--- Goal ---
From the entries below, gather each line containing the word "scale".

=-=-=-=-=

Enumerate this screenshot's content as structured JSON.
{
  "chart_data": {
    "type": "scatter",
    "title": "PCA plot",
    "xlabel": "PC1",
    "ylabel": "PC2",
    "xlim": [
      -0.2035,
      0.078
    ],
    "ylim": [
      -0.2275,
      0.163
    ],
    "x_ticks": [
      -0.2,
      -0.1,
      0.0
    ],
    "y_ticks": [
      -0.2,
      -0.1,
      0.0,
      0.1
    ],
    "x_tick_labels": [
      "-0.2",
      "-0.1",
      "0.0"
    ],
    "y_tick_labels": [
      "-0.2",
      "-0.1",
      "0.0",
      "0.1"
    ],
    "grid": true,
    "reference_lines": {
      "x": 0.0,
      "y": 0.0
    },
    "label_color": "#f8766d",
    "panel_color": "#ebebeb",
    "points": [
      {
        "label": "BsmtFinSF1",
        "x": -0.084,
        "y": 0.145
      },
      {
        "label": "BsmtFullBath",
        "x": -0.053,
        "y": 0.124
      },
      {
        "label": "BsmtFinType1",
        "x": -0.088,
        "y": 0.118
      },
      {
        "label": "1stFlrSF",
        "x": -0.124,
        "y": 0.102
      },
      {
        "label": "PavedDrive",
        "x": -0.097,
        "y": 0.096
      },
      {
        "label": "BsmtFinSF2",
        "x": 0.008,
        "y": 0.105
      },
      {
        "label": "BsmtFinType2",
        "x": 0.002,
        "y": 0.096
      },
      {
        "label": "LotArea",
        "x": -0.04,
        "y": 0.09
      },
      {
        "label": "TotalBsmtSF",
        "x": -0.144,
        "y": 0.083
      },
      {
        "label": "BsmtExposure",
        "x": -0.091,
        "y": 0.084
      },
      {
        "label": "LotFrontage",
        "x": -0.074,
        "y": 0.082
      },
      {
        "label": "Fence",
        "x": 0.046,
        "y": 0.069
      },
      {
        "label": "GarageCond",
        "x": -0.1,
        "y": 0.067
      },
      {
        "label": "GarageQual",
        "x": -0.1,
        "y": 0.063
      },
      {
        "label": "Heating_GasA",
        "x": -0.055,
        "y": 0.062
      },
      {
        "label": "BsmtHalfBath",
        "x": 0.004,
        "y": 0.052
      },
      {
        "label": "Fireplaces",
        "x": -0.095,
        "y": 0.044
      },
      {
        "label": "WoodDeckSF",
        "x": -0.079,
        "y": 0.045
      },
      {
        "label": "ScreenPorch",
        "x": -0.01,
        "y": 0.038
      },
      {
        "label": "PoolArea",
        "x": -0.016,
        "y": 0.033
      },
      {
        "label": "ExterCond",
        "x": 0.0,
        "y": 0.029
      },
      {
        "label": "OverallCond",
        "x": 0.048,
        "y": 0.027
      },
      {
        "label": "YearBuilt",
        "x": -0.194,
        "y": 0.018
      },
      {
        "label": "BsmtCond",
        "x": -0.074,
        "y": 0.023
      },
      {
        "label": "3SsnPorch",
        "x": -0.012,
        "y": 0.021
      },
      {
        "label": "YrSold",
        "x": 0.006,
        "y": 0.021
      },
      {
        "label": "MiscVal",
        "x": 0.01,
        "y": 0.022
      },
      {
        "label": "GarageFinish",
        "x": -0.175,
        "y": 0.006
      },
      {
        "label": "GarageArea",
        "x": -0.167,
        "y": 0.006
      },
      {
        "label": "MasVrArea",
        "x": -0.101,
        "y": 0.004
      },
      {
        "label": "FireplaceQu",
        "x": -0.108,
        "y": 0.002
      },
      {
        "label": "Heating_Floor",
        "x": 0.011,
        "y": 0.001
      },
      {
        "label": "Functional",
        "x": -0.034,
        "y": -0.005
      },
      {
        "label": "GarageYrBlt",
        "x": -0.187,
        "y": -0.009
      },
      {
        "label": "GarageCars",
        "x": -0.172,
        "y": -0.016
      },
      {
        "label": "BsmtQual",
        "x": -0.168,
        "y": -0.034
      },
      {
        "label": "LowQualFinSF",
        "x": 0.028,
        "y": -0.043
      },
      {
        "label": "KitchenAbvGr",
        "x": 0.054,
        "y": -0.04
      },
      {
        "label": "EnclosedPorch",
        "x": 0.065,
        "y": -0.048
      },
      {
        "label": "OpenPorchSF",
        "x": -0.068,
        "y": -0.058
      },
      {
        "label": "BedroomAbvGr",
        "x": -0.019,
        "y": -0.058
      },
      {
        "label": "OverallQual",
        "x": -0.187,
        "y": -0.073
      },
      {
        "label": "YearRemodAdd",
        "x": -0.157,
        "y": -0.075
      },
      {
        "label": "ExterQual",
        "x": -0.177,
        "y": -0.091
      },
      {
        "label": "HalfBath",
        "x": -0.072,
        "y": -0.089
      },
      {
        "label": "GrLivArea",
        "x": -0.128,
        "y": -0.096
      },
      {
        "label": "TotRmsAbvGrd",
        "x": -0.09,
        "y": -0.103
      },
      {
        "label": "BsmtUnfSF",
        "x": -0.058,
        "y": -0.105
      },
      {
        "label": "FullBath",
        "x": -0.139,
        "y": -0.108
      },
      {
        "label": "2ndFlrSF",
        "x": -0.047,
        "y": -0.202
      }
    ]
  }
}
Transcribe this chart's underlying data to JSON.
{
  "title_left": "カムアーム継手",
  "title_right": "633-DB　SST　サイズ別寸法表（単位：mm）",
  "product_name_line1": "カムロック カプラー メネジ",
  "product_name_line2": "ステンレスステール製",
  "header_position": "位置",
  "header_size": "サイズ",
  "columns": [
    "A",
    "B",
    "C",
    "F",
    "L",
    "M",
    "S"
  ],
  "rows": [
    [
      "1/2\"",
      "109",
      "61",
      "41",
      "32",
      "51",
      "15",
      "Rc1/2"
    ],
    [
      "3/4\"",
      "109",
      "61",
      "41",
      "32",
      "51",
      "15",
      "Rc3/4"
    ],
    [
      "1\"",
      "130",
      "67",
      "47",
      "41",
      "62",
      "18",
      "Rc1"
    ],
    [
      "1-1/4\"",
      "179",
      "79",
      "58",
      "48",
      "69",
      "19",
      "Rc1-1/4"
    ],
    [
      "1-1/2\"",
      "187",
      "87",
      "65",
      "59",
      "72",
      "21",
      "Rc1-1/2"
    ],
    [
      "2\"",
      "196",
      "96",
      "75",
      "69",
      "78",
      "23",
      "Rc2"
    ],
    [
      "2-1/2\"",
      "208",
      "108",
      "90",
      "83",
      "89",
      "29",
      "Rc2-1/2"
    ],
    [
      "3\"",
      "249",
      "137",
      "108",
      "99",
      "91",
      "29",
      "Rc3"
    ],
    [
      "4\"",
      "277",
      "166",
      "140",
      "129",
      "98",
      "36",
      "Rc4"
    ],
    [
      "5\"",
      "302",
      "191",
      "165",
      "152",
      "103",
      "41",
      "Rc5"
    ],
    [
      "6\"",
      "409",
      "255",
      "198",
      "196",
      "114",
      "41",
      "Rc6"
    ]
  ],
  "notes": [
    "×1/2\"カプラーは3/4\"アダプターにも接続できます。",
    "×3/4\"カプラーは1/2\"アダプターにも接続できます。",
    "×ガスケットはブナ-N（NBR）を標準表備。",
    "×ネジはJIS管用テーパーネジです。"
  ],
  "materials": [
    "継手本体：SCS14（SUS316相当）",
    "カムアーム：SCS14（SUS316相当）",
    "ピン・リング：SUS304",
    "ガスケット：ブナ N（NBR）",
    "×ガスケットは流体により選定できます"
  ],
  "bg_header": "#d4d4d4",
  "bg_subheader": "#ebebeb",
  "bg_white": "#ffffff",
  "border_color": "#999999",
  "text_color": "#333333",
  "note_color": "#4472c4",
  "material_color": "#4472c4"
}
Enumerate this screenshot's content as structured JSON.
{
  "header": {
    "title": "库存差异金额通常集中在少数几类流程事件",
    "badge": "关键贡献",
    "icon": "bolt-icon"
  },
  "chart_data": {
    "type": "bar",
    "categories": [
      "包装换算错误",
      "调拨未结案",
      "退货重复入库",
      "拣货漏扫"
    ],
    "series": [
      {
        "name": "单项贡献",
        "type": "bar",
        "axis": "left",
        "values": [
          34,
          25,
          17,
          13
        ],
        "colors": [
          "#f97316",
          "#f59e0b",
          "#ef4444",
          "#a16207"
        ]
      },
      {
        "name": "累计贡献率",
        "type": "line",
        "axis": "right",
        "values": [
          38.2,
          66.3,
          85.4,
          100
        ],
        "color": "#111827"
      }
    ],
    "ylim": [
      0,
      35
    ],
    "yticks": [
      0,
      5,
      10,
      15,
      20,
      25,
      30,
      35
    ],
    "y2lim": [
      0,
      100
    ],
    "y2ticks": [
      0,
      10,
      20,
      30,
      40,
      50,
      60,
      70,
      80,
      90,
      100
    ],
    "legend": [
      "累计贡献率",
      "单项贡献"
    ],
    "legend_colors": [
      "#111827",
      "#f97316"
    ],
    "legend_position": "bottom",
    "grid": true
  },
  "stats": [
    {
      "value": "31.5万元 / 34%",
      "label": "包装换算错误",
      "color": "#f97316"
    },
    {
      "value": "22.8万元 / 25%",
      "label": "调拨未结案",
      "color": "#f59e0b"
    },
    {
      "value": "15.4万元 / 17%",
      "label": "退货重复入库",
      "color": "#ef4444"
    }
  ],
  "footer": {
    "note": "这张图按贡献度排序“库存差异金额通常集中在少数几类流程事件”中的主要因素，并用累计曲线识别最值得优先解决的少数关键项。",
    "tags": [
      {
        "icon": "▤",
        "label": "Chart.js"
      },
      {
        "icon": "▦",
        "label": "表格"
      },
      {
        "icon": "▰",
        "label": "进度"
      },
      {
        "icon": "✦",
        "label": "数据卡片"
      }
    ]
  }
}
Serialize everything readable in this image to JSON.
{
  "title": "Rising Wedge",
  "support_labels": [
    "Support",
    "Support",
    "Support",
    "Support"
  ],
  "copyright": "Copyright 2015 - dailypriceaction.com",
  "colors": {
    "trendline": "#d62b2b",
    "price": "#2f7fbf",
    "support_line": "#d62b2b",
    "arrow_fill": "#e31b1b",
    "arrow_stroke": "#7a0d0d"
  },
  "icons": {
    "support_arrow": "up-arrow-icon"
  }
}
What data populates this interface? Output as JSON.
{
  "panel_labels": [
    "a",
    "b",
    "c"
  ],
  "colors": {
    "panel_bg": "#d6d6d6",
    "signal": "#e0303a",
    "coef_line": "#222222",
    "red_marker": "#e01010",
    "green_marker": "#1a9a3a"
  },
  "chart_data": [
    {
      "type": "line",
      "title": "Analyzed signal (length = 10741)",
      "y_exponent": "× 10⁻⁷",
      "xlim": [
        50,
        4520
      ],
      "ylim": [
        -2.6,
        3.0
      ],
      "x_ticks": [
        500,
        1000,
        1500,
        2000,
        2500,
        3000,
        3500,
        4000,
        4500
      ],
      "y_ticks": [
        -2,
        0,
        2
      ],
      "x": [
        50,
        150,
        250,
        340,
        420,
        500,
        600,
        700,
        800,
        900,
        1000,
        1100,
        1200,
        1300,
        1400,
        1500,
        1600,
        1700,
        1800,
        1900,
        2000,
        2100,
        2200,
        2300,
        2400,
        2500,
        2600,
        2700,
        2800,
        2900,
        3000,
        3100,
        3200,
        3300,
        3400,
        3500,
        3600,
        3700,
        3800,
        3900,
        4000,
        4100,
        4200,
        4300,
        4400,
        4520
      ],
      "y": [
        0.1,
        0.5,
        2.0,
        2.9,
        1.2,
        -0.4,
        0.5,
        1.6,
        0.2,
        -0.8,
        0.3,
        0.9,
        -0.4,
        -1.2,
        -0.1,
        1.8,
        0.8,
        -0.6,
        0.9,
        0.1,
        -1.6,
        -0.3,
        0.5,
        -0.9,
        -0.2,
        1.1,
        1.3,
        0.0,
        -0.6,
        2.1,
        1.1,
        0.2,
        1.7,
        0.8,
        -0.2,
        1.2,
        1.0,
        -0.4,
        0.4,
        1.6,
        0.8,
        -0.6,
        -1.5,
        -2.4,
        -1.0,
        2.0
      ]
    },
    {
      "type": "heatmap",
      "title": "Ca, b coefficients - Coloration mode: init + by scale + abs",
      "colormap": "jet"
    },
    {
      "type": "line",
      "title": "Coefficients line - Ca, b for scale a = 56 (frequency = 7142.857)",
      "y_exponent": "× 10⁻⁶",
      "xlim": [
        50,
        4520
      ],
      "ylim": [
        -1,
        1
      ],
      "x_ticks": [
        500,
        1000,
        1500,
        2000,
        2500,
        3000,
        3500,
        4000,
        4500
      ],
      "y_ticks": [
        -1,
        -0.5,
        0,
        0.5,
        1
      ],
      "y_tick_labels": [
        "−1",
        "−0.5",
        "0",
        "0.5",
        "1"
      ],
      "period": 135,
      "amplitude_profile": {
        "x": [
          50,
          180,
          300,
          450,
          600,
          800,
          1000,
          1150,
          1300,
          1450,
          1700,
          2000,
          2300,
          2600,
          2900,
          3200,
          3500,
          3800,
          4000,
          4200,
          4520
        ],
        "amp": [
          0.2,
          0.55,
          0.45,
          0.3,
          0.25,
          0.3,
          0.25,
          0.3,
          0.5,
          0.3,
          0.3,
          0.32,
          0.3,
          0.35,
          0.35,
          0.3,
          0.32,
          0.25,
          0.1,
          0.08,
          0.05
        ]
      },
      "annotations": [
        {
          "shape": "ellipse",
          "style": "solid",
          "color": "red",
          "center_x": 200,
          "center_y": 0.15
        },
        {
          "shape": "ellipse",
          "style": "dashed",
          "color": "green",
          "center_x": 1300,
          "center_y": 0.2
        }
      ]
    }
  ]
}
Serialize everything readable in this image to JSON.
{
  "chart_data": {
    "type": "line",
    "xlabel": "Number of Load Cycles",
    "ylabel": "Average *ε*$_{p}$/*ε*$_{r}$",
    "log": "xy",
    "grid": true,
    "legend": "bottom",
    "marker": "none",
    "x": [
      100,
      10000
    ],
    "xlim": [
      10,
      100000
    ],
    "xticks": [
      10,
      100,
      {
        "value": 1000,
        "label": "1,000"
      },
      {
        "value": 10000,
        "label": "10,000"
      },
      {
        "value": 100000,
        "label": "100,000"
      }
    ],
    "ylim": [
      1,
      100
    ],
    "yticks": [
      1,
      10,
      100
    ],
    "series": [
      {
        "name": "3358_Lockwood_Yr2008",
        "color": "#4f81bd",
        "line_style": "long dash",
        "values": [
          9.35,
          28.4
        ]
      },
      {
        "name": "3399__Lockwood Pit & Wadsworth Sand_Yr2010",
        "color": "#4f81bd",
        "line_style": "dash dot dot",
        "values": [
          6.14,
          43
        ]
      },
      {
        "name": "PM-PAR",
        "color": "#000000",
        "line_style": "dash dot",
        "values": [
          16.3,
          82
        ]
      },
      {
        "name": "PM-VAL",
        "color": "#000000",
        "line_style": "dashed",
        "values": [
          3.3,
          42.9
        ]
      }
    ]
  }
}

=-=-=-=-=

--- Finished answer ---
      "title": "Ca, b coefficients - Coloration mode: init + by scale + abs",
      "title": "Coefficients line - Ca, b for scale a = 56 (frequency = 7142.857)",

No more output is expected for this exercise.